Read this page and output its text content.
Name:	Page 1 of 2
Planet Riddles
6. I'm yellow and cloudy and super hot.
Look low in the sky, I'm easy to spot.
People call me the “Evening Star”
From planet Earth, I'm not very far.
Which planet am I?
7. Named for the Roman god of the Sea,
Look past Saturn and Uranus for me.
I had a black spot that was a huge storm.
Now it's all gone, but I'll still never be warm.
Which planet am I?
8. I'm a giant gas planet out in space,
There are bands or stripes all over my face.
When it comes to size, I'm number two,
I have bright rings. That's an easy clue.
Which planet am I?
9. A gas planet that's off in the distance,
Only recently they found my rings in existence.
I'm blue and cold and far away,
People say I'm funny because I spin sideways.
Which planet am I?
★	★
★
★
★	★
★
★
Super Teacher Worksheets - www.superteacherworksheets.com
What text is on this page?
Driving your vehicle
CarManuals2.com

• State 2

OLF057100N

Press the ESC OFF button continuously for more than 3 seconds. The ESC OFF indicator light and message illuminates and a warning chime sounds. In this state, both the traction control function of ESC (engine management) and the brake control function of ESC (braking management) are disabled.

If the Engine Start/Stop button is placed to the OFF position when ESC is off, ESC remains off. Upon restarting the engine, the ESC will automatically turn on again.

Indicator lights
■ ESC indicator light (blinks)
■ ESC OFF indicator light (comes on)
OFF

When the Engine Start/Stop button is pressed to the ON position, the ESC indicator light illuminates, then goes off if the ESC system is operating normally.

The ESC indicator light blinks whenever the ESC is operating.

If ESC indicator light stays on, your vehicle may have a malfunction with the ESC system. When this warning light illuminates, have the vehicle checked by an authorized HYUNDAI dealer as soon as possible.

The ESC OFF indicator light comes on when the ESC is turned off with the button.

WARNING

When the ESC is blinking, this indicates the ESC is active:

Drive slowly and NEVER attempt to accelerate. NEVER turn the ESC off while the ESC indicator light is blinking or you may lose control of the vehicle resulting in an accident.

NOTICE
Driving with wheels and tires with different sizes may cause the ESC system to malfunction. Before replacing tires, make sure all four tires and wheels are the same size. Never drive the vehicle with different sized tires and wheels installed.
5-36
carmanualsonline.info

WHAT NEEDS TO BE DONE: Without leaving anything out, give the entries again exactly.

OUTPUT FOR THIS TASK:
Read this page and output its text content.
Name:	Page 1 of 2
Planet Riddles
6. I'm yellow and cloudy and super hot.
Look low in the sky, I'm easy to spot.
People call me the “Evening Star”
From planet Earth, I'm not very far.
Which planet am I?
7. Named for the Roman god of the Sea,
Look past Saturn and Uranus for me.
I had a black spot that was a huge storm.
Now it's all gone, but I'll still never be warm.
Which planet am I?
8. I'm a giant gas planet out in space,
There are bands or stripes all over my face.
When it comes to size, I'm number two,
I have bright rings. That's an easy clue.
Which planet am I?
9. A gas planet that's off in the distance,
Only recently they found my rings in existence.
I'm blue and cold and far away,
People say I'm funny because I spin sideways.
Which planet am I?
★	★
★
★
★	★
★
★
Super Teacher Worksheets - www.superteacherworksheets.com
What text is on this page?
Driving your vehicle
CarManuals2.com

• State 2

OLF057100N

Press the ESC OFF button continuously for more than 3 seconds. The ESC OFF indicator light and message illuminates and a warning chime sounds. In this state, both the traction control function of ESC (engine management) and the brake control function of ESC (braking management) are disabled.

If the Engine Start/Stop button is placed to the OFF position when ESC is off, ESC remains off. Upon restarting the engine, the ESC will automatically turn on again.

Indicator lights
■ ESC indicator light (blinks)
■ ESC OFF indicator light (comes on)
OFF

When the Engine Start/Stop button is pressed to the ON position, the ESC indicator light illuminates, then goes off if the ESC system is operating normally.

The ESC indicator light blinks whenever the ESC is operating.

If ESC indicator light stays on, your vehicle may have a malfunction with the ESC system. When this warning light illuminates, have the vehicle checked by an authorized HYUNDAI dealer as soon as possible.

The ESC OFF indicator light comes on when the ESC is turned off with the button.

WARNING

When the ESC is blinking, this indicates the ESC is active:

Drive slowly and NEVER attempt to accelerate. NEVER turn the ESC off while the ESC indicator light is blinking or you may lose control of the vehicle resulting in an accident.

NOTICE
Driving with wheels and tires with different sizes may cause the ESC system to malfunction. Before replacing tires, make sure all four tires and wheels are the same size. Never drive the vehicle with different sized tires and wheels installed.
5-36
carmanualsonline.info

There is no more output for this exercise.